§ **PROBLEM DETAILS**
Identify all lines below that hold "environmental" and collect them.

-- start EXERCISE DATA --

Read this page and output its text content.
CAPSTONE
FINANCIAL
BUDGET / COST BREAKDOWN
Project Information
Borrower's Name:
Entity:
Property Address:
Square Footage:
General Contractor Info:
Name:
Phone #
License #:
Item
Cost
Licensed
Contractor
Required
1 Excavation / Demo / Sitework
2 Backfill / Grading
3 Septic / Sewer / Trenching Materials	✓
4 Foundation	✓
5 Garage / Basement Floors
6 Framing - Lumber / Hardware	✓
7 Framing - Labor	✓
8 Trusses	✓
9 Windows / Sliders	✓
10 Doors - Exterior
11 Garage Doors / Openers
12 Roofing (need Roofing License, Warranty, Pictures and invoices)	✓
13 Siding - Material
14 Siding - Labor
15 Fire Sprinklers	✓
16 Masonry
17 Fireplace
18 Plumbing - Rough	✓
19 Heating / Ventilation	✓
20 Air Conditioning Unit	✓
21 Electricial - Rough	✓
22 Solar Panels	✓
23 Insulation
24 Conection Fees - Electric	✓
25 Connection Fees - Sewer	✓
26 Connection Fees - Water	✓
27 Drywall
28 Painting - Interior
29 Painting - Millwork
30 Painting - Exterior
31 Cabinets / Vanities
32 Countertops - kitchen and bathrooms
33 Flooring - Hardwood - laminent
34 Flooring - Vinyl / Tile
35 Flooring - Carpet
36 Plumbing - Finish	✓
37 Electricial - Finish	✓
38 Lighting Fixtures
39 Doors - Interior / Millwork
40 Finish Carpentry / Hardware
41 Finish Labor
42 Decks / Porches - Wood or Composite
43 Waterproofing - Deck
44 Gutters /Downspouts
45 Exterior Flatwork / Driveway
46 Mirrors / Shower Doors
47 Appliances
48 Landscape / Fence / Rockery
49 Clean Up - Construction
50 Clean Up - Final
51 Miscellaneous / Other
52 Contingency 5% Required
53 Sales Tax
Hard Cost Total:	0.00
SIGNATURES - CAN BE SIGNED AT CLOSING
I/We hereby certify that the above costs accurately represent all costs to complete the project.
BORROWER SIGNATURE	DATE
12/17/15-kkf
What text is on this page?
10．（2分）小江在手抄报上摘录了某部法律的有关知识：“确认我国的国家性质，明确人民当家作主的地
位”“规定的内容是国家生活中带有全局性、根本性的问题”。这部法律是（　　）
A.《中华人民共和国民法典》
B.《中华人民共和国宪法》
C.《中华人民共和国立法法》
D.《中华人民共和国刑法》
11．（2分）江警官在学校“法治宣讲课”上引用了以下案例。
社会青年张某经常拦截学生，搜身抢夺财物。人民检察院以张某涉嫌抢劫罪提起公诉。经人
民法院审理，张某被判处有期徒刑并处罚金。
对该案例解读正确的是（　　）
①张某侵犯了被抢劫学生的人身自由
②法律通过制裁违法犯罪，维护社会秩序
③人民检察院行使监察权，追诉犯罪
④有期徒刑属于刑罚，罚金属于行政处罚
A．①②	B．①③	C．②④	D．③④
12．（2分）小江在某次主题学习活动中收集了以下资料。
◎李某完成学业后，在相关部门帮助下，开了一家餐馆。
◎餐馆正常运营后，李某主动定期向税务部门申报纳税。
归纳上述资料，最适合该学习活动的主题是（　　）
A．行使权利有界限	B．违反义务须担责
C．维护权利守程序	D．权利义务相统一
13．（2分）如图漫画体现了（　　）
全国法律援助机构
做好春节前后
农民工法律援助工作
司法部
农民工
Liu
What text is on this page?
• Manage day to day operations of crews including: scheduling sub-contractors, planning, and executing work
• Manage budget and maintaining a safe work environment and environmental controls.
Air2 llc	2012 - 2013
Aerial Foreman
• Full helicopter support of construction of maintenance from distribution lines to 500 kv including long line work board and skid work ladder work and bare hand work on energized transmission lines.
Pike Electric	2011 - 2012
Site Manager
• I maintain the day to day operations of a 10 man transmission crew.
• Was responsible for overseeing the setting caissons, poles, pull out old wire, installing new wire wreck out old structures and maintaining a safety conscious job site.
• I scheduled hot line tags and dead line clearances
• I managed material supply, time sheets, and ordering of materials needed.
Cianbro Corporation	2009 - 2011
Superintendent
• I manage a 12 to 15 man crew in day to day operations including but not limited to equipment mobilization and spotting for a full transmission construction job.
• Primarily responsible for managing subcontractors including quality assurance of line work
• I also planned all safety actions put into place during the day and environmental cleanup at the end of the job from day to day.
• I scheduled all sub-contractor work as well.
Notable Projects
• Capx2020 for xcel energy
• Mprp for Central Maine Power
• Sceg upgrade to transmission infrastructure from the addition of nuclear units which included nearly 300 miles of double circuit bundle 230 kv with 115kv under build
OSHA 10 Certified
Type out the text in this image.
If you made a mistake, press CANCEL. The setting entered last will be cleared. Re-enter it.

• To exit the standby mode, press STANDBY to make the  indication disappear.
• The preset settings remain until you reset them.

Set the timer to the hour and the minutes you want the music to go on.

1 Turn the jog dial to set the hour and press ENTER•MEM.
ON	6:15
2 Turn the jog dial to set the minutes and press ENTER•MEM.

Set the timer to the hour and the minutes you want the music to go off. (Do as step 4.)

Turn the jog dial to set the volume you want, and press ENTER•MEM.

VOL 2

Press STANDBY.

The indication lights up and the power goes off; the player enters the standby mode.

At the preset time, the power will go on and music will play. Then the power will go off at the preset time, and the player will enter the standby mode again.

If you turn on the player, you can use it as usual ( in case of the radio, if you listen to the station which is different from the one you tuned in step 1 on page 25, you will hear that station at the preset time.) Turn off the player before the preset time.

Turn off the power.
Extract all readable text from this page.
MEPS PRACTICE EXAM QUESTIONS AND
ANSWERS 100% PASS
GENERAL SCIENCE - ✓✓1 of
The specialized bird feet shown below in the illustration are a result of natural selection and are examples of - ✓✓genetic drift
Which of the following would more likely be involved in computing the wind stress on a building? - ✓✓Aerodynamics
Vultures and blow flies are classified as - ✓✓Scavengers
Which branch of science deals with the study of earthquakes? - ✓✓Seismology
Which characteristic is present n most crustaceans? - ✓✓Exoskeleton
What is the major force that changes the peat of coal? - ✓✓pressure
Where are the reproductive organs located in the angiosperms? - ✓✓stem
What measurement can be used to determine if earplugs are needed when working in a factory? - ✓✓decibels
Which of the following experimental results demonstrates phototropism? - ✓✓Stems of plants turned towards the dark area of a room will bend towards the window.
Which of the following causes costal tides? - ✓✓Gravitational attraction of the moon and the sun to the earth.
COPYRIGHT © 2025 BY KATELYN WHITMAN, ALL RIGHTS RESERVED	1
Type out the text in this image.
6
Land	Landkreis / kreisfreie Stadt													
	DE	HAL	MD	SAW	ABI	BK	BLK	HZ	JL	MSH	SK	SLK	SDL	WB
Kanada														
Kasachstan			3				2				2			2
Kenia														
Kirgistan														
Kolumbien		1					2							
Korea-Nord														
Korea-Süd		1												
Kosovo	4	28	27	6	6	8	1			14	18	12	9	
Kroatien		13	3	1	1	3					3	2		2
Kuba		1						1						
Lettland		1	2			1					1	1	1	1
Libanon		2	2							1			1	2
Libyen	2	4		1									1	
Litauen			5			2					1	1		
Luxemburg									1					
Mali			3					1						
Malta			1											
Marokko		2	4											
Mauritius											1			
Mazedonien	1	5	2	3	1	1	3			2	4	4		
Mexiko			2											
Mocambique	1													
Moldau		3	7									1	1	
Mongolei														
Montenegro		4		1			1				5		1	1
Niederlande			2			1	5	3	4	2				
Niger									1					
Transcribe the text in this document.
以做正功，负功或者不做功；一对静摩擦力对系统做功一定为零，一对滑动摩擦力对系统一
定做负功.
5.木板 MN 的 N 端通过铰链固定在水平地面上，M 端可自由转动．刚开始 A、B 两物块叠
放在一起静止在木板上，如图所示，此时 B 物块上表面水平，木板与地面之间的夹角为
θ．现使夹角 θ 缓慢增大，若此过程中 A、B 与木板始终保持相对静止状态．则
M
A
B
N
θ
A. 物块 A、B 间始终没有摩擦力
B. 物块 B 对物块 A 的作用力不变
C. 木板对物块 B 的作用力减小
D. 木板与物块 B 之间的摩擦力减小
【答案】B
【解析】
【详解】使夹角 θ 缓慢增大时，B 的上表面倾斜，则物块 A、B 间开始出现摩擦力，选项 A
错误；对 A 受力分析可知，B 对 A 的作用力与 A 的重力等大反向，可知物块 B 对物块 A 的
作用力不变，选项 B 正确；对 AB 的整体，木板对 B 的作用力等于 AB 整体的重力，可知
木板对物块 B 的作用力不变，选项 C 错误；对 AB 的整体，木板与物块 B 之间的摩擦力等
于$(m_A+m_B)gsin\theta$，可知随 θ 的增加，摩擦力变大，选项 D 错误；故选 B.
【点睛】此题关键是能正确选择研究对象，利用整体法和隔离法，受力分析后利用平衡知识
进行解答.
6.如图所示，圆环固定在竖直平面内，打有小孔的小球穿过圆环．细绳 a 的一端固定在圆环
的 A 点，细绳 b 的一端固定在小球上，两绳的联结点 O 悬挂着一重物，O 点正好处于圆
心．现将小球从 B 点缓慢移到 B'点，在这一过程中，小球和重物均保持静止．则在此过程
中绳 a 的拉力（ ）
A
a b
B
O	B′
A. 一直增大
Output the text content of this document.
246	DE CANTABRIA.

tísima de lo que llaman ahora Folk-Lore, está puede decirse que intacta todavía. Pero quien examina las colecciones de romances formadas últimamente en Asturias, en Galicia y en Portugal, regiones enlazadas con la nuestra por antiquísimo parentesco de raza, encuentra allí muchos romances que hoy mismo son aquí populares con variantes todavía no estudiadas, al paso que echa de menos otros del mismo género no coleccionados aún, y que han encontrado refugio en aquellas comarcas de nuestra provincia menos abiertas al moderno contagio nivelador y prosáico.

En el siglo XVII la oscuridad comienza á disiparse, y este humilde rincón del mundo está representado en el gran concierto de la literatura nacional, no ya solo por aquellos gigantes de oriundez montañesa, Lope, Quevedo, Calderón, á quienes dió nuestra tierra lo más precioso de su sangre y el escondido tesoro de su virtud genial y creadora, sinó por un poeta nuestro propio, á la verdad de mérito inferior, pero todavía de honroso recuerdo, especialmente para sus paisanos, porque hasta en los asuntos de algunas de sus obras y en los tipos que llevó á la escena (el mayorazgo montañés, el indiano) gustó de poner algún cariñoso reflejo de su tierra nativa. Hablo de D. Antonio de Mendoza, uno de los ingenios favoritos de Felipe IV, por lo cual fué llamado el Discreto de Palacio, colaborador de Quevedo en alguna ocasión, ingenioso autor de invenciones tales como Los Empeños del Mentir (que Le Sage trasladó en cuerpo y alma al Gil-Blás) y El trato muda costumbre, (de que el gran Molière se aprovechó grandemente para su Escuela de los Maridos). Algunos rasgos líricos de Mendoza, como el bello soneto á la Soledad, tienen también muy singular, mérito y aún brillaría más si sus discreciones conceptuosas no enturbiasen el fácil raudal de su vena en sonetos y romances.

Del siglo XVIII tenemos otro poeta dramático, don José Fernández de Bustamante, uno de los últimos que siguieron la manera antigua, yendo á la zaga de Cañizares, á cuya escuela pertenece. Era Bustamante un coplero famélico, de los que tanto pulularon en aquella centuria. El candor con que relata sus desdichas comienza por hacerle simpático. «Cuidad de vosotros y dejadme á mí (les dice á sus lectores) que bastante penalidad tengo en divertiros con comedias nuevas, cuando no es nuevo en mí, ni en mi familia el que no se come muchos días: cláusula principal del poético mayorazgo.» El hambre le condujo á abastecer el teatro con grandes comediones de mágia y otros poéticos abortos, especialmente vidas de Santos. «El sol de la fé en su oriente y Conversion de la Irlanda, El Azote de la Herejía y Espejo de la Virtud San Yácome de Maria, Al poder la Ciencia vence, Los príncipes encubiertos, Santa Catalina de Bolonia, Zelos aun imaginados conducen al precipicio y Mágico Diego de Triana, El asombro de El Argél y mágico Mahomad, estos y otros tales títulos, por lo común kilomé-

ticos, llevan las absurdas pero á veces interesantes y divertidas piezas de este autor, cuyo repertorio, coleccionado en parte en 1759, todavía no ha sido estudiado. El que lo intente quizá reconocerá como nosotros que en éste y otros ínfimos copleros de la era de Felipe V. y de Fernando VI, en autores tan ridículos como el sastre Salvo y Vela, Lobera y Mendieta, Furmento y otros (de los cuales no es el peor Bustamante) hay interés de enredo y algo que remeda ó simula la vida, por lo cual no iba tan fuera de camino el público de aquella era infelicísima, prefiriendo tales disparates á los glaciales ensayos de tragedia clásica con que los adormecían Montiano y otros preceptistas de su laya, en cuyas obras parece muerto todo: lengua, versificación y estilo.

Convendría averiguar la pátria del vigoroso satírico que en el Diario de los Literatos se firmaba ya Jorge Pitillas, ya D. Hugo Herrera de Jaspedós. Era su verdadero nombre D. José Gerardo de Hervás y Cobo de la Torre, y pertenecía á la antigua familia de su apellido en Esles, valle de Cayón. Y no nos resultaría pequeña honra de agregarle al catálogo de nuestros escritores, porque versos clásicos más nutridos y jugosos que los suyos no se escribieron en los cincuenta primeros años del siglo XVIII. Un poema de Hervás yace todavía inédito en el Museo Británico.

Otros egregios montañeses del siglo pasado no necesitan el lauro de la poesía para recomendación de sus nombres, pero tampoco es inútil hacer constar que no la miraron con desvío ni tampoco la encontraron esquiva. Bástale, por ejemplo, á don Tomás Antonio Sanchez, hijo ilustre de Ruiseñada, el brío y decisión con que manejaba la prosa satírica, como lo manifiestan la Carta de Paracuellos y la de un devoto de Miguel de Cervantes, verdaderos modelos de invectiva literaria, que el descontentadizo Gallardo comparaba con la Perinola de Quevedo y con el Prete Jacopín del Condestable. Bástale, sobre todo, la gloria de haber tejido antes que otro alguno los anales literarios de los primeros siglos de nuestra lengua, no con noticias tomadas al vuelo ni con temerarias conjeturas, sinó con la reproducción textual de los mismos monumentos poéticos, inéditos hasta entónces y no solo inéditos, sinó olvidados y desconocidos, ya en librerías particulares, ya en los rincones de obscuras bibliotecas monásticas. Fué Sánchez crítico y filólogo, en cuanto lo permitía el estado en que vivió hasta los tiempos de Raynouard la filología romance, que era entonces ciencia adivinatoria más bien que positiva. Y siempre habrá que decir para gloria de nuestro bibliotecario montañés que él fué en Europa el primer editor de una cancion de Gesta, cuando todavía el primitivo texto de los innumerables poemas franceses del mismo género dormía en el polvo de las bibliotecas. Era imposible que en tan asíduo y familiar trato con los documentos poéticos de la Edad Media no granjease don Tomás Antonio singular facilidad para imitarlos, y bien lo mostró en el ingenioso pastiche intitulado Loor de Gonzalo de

-- end EXERCISE DATA --

§ **WORKED ANSWER**
• Manage budget and maintaining a safe work environment and environmental controls.
• I also planned all safety actions put into place during the day and environmental cleanup at the end of the job from day to day.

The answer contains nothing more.